◆ WRITTEN INSTRUCTION ◆
Tally the lines of the listing that contain the string "stopień". Give the number and nothing else.

— Start WORKING DATA —

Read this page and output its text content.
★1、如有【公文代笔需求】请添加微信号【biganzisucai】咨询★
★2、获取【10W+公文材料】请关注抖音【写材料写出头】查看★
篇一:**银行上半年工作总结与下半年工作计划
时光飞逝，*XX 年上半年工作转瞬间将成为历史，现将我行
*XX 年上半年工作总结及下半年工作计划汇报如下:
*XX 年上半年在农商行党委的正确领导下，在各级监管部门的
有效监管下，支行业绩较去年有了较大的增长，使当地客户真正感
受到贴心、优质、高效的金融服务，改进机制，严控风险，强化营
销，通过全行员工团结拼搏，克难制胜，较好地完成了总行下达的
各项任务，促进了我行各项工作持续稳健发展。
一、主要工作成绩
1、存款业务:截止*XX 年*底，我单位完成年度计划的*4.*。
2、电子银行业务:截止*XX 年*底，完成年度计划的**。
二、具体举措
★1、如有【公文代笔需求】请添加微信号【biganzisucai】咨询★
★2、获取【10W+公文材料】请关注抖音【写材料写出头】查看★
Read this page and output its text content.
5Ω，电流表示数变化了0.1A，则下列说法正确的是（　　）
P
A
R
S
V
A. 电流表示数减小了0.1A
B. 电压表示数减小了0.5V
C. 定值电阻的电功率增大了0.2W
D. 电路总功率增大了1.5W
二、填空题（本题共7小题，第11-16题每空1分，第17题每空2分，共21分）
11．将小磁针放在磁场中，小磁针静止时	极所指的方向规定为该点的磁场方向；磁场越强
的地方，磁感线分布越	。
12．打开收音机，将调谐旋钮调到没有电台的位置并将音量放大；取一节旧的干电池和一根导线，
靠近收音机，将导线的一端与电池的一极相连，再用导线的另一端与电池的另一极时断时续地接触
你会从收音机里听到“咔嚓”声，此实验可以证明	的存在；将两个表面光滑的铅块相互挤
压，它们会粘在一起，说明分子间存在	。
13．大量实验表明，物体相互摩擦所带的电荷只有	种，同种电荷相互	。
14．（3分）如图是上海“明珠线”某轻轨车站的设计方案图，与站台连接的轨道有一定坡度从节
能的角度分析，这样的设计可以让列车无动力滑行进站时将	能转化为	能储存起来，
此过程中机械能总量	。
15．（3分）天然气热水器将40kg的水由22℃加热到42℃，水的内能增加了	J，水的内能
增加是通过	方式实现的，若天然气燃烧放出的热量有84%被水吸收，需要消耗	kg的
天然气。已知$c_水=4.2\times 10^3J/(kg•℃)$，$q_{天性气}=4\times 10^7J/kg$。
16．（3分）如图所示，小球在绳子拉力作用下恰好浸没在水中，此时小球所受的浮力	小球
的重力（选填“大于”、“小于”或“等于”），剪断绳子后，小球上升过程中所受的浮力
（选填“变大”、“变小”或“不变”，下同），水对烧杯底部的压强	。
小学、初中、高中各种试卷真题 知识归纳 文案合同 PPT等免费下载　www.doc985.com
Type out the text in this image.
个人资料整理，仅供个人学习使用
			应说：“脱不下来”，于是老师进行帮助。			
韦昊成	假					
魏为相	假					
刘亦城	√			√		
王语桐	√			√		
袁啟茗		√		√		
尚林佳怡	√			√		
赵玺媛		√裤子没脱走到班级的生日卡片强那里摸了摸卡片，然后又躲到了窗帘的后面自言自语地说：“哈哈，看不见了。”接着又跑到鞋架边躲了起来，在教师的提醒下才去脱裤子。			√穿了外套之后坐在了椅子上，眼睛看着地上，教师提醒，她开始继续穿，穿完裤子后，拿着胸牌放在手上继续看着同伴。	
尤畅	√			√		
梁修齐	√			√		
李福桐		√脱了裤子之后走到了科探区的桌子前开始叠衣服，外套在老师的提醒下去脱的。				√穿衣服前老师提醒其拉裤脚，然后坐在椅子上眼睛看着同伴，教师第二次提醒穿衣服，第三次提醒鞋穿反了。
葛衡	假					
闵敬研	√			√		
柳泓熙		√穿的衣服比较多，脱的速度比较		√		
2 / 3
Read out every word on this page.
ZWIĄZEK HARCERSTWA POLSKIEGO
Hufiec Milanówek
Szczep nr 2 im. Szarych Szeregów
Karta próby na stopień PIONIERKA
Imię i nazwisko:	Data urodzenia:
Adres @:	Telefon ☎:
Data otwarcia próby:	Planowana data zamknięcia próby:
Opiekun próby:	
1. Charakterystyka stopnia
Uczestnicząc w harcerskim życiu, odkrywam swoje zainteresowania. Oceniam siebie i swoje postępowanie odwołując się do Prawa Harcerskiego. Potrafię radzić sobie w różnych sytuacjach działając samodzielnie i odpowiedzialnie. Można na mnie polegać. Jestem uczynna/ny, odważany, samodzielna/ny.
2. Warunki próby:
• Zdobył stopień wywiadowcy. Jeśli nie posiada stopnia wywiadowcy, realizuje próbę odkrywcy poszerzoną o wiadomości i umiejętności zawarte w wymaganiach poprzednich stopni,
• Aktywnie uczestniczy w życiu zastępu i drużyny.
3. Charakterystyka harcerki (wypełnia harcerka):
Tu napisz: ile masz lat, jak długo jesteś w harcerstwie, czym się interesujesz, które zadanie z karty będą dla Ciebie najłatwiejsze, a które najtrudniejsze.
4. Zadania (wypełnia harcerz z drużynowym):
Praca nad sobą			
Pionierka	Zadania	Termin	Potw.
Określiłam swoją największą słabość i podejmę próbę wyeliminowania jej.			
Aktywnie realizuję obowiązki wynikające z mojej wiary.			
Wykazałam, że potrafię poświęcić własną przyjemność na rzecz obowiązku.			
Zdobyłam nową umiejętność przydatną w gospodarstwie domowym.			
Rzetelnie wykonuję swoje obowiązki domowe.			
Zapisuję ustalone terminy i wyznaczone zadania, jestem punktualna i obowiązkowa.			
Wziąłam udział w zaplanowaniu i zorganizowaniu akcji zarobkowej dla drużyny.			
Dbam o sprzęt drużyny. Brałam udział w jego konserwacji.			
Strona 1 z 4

— End WORKING DATA —

◆ RESPONSE TO THIS EXERCISE ◆
2